[begin Record excerpts]

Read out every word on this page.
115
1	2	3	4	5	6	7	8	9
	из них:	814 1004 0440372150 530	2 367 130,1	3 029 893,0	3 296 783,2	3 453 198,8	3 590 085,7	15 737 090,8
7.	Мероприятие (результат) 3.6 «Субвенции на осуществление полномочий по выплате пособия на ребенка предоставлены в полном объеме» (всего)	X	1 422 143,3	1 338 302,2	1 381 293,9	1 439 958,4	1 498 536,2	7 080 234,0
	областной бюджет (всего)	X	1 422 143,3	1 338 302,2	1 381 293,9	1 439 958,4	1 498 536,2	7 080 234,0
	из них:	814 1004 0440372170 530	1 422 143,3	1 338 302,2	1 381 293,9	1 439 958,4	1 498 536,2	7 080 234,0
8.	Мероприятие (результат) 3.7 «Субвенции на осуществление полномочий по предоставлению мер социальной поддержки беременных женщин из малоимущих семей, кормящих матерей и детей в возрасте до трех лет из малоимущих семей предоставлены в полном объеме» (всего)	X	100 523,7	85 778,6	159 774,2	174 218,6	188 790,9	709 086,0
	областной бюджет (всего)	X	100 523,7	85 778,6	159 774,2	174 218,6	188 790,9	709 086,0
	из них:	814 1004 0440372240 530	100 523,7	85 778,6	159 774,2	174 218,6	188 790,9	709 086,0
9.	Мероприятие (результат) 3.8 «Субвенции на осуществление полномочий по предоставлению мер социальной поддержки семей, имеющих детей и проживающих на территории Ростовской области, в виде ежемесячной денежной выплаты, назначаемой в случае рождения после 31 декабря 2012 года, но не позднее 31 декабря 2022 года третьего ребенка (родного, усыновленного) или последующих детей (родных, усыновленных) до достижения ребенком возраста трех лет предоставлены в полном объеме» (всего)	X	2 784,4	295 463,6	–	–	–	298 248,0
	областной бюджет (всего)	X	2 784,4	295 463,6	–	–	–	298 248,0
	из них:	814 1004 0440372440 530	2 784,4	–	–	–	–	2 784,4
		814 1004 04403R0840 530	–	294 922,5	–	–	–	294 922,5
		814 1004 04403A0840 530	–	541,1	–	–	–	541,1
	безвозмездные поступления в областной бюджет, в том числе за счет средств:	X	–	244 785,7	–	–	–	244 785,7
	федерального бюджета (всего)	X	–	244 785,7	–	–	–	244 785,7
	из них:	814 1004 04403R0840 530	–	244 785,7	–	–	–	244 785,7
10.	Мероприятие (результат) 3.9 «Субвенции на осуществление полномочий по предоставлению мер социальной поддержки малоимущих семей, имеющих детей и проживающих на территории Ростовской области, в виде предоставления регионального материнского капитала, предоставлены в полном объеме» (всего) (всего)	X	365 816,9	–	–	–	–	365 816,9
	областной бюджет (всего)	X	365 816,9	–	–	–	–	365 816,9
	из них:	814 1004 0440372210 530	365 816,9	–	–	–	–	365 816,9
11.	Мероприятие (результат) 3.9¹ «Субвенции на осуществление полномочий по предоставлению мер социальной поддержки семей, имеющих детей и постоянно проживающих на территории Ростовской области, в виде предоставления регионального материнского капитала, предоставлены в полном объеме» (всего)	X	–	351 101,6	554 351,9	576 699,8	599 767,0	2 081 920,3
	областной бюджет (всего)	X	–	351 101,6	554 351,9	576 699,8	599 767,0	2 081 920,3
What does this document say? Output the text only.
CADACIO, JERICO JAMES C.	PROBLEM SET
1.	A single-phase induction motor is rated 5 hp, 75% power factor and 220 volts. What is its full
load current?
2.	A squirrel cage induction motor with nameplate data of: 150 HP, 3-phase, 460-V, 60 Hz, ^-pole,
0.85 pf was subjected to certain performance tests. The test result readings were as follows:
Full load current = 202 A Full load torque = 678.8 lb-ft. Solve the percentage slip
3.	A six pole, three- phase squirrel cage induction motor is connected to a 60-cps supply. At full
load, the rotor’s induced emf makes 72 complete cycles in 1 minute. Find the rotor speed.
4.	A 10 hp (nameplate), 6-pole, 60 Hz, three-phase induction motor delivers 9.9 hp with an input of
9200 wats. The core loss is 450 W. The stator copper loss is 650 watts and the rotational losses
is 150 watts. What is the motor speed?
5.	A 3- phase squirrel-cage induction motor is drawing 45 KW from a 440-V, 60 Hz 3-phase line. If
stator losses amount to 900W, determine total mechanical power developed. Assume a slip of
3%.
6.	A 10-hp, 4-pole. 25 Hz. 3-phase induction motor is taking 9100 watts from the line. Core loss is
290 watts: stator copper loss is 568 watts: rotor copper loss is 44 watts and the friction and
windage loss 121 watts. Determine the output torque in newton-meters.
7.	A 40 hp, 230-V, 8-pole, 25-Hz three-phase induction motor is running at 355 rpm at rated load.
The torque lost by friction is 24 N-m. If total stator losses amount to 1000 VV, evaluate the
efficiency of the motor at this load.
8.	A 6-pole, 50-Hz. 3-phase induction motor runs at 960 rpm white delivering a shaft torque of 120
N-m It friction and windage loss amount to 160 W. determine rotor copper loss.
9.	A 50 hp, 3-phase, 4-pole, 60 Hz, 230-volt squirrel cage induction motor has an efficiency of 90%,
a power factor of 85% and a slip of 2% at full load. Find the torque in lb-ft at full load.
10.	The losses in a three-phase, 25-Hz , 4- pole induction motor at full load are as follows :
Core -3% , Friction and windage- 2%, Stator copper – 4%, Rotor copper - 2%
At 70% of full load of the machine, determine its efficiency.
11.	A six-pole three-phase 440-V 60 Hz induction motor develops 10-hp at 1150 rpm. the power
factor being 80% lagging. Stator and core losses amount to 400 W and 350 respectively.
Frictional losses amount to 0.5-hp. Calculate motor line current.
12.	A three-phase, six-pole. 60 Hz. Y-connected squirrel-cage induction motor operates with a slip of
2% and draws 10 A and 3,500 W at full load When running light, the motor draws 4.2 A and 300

[end Record excerpts]

Description of the task => Reproduce every line of the material above exactly.

Response for this exercise =>
Read out every word on this page.
115
1	2	3	4	5	6	7	8	9
	из них:	814 1004 0440372150 530	2 367 130,1	3 029 893,0	3 296 783,2	3 453 198,8	3 590 085,7	15 737 090,8
7.	Мероприятие (результат) 3.6 «Субвенции на осуществление полномочий по выплате пособия на ребенка предоставлены в полном объеме» (всего)	X	1 422 143,3	1 338 302,2	1 381 293,9	1 439 958,4	1 498 536,2	7 080 234,0
	областной бюджет (всего)	X	1 422 143,3	1 338 302,2	1 381 293,9	1 439 958,4	1 498 536,2	7 080 234,0
	из них:	814 1004 0440372170 530	1 422 143,3	1 338 302,2	1 381 293,9	1 439 958,4	1 498 536,2	7 080 234,0
8.	Мероприятие (результат) 3.7 «Субвенции на осуществление полномочий по предоставлению мер социальной поддержки беременных женщин из малоимущих семей, кормящих матерей и детей в возрасте до трех лет из малоимущих семей предоставлены в полном объеме» (всего)	X	100 523,7	85 778,6	159 774,2	174 218,6	188 790,9	709 086,0
	областной бюджет (всего)	X	100 523,7	85 778,6	159 774,2	174 218,6	188 790,9	709 086,0
	из них:	814 1004 0440372240 530	100 523,7	85 778,6	159 774,2	174 218,6	188 790,9	709 086,0
9.	Мероприятие (результат) 3.8 «Субвенции на осуществление полномочий по предоставлению мер социальной поддержки семей, имеющих детей и проживающих на территории Ростовской области, в виде ежемесячной денежной выплаты, назначаемой в случае рождения после 31 декабря 2012 года, но не позднее 31 декабря 2022 года третьего ребенка (родного, усыновленного) или последующих детей (родных, усыновленных) до достижения ребенком возраста трех лет предоставлены в полном объеме» (всего)	X	2 784,4	295 463,6	–	–	–	298 248,0
	областной бюджет (всего)	X	2 784,4	295 463,6	–	–	–	298 248,0
	из них:	814 1004 0440372440 530	2 784,4	–	–	–	–	2 784,4
		814 1004 04403R0840 530	–	294 922,5	–	–	–	294 922,5
		814 1004 04403A0840 530	–	541,1	–	–	–	541,1
	безвозмездные поступления в областной бюджет, в том числе за счет средств:	X	–	244 785,7	–	–	–	244 785,7
	федерального бюджета (всего)	X	–	244 785,7	–	–	–	244 785,7
	из них:	814 1004 04403R0840 530	–	244 785,7	–	–	–	244 785,7
10.	Мероприятие (результат) 3.9 «Субвенции на осуществление полномочий по предоставлению мер социальной поддержки малоимущих семей, имеющих детей и проживающих на территории Ростовской области, в виде предоставления регионального материнского капитала, предоставлены в полном объеме» (всего) (всего)	X	365 816,9	–	–	–	–	365 816,9
	областной бюджет (всего)	X	365 816,9	–	–	–	–	365 816,9
	из них:	814 1004 0440372210 530	365 816,9	–	–	–	–	365 816,9
11.	Мероприятие (результат) 3.9¹ «Субвенции на осуществление полномочий по предоставлению мер социальной поддержки семей, имеющих детей и постоянно проживающих на территории Ростовской области, в виде предоставления регионального материнского капитала, предоставлены в полном объеме» (всего)	X	–	351 101,6	554 351,9	576 699,8	599 767,0	2 081 920,3
	областной бюджет (всего)	X	–	351 101,6	554 351,9	576 699,8	599 767,0	2 081 920,3
What does this document say? Output the text only.
CADACIO, JERICO JAMES C.	PROBLEM SET
1.	A single-phase induction motor is rated 5 hp, 75% power factor and 220 volts. What is its full
load current?
2.	A squirrel cage induction motor with nameplate data of: 150 HP, 3-phase, 460-V, 60 Hz, ^-pole,
0.85 pf was subjected to certain performance tests. The test result readings were as follows:
Full load current = 202 A Full load torque = 678.8 lb-ft. Solve the percentage slip
3.	A six pole, three- phase squirrel cage induction motor is connected to a 60-cps supply. At full
load, the rotor’s induced emf makes 72 complete cycles in 1 minute. Find the rotor speed.
4.	A 10 hp (nameplate), 6-pole, 60 Hz, three-phase induction motor delivers 9.9 hp with an input of
9200 wats. The core loss is 450 W. The stator copper loss is 650 watts and the rotational losses
is 150 watts. What is the motor speed?
5.	A 3- phase squirrel-cage induction motor is drawing 45 KW from a 440-V, 60 Hz 3-phase line. If
stator losses amount to 900W, determine total mechanical power developed. Assume a slip of
3%.
6.	A 10-hp, 4-pole. 25 Hz. 3-phase induction motor is taking 9100 watts from the line. Core loss is
290 watts: stator copper loss is 568 watts: rotor copper loss is 44 watts and the friction and
windage loss 121 watts. Determine the output torque in newton-meters.
7.	A 40 hp, 230-V, 8-pole, 25-Hz three-phase induction motor is running at 355 rpm at rated load.
The torque lost by friction is 24 N-m. If total stator losses amount to 1000 VV, evaluate the
efficiency of the motor at this load.
8.	A 6-pole, 50-Hz. 3-phase induction motor runs at 960 rpm white delivering a shaft torque of 120
N-m It friction and windage loss amount to 160 W. determine rotor copper loss.
9.	A 50 hp, 3-phase, 4-pole, 60 Hz, 230-volt squirrel cage induction motor has an efficiency of 90%,
a power factor of 85% and a slip of 2% at full load. Find the torque in lb-ft at full load.
10.	The losses in a three-phase, 25-Hz , 4- pole induction motor at full load are as follows :
Core -3% , Friction and windage- 2%, Stator copper – 4%, Rotor copper - 2%
At 70% of full load of the machine, determine its efficiency.
11.	A six-pole three-phase 440-V 60 Hz induction motor develops 10-hp at 1150 rpm. the power
factor being 80% lagging. Stator and core losses amount to 400 W and 350 respectively.
Frictional losses amount to 0.5-hp. Calculate motor line current.
12.	A three-phase, six-pole. 60 Hz. Y-connected squirrel-cage induction motor operates with a slip of
2% and draws 10 A and 3,500 W at full load When running light, the motor draws 4.2 A and 300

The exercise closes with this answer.